> Dataset records:
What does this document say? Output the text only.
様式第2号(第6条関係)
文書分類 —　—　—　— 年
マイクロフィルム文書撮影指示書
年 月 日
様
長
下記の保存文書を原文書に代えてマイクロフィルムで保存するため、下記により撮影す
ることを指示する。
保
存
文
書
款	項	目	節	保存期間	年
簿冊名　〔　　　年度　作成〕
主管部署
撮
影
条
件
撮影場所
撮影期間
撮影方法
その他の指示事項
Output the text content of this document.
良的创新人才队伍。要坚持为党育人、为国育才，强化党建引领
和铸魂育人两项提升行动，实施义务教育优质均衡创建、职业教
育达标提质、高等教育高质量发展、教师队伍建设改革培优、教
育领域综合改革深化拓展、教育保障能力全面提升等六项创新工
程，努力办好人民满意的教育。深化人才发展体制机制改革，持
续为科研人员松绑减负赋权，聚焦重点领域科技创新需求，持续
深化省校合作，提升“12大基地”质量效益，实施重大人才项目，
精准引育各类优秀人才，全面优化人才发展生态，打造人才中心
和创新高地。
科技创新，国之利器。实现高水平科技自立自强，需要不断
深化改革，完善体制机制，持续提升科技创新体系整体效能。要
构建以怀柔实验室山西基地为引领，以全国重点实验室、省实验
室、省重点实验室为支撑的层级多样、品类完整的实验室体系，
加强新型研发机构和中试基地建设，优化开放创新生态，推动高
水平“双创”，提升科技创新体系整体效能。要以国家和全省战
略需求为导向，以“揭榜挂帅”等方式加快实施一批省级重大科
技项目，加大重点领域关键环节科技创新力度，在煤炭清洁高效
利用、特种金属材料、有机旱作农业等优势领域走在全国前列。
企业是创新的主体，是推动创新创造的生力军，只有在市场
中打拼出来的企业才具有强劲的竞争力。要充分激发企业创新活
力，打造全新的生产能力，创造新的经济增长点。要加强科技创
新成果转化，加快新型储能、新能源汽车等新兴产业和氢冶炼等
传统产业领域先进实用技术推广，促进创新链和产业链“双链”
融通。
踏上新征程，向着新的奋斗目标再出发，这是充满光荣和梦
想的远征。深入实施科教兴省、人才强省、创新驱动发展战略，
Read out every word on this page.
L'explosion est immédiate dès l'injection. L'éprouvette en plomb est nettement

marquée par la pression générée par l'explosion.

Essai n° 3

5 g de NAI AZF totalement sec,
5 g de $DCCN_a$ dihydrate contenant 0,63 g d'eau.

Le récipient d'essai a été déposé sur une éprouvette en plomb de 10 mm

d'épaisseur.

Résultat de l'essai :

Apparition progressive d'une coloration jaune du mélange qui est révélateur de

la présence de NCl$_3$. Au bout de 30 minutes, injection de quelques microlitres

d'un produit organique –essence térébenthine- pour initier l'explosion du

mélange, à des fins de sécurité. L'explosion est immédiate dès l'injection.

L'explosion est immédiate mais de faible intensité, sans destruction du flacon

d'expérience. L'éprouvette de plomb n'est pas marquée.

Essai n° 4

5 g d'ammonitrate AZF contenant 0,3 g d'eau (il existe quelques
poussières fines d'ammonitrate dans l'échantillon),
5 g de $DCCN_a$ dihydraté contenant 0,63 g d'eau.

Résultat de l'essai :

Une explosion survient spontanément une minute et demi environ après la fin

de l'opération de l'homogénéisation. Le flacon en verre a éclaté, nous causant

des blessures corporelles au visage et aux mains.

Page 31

> Problem to solve:
Faithfully transcribe the whole of the data.

> Solution to this task:
What does this document say? Output the text only.
様式第2号(第6条関係)
文書分類 —　—　—　— 年
マイクロフィルム文書撮影指示書
年 月 日
様
長
下記の保存文書を原文書に代えてマイクロフィルムで保存するため、下記により撮影す
ることを指示する。
保
存
文
書
款	項	目	節	保存期間	年
簿冊名　〔　　　年度　作成〕
主管部署
撮
影
条
件
撮影場所
撮影期間
撮影方法
その他の指示事項
Output the text content of this document.
良的创新人才队伍。要坚持为党育人、为国育才，强化党建引领
和铸魂育人两项提升行动，实施义务教育优质均衡创建、职业教
育达标提质、高等教育高质量发展、教师队伍建设改革培优、教
育领域综合改革深化拓展、教育保障能力全面提升等六项创新工
程，努力办好人民满意的教育。深化人才发展体制机制改革，持
续为科研人员松绑减负赋权，聚焦重点领域科技创新需求，持续
深化省校合作，提升“12大基地”质量效益，实施重大人才项目，
精准引育各类优秀人才，全面优化人才发展生态，打造人才中心
和创新高地。
科技创新，国之利器。实现高水平科技自立自强，需要不断
深化改革，完善体制机制，持续提升科技创新体系整体效能。要
构建以怀柔实验室山西基地为引领，以全国重点实验室、省实验
室、省重点实验室为支撑的层级多样、品类完整的实验室体系，
加强新型研发机构和中试基地建设，优化开放创新生态，推动高
水平“双创”，提升科技创新体系整体效能。要以国家和全省战
略需求为导向，以“揭榜挂帅”等方式加快实施一批省级重大科
技项目，加大重点领域关键环节科技创新力度，在煤炭清洁高效
利用、特种金属材料、有机旱作农业等优势领域走在全国前列。
企业是创新的主体，是推动创新创造的生力军，只有在市场
中打拼出来的企业才具有强劲的竞争力。要充分激发企业创新活
力，打造全新的生产能力，创造新的经济增长点。要加强科技创
新成果转化，加快新型储能、新能源汽车等新兴产业和氢冶炼等
传统产业领域先进实用技术推广，促进创新链和产业链“双链”
融通。
踏上新征程，向着新的奋斗目标再出发，这是充满光荣和梦
想的远征。深入实施科教兴省、人才强省、创新驱动发展战略，
Read out every word on this page.
L'explosion est immédiate dès l'injection. L'éprouvette en plomb est nettement

marquée par la pression générée par l'explosion.

Essai n° 3

5 g de NAI AZF totalement sec,
5 g de $DCCN_a$ dihydrate contenant 0,63 g d'eau.

Le récipient d'essai a été déposé sur une éprouvette en plomb de 10 mm

d'épaisseur.

Résultat de l'essai :

Apparition progressive d'une coloration jaune du mélange qui est révélateur de

la présence de NCl$_3$. Au bout de 30 minutes, injection de quelques microlitres

d'un produit organique –essence térébenthine- pour initier l'explosion du

mélange, à des fins de sécurité. L'explosion est immédiate dès l'injection.

L'explosion est immédiate mais de faible intensité, sans destruction du flacon

d'expérience. L'éprouvette de plomb n'est pas marquée.

Essai n° 4

5 g d'ammonitrate AZF contenant 0,3 g d'eau (il existe quelques
poussières fines d'ammonitrate dans l'échantillon),
5 g de $DCCN_a$ dihydraté contenant 0,63 g d'eau.

Résultat de l'essai :

Une explosion survient spontanément une minute et demi environ après la fin

de l'opération de l'homogénéisation. Le flacon en verre a éclaté, nous causant

des blessures corporelles au visage et aux mains.

Page 31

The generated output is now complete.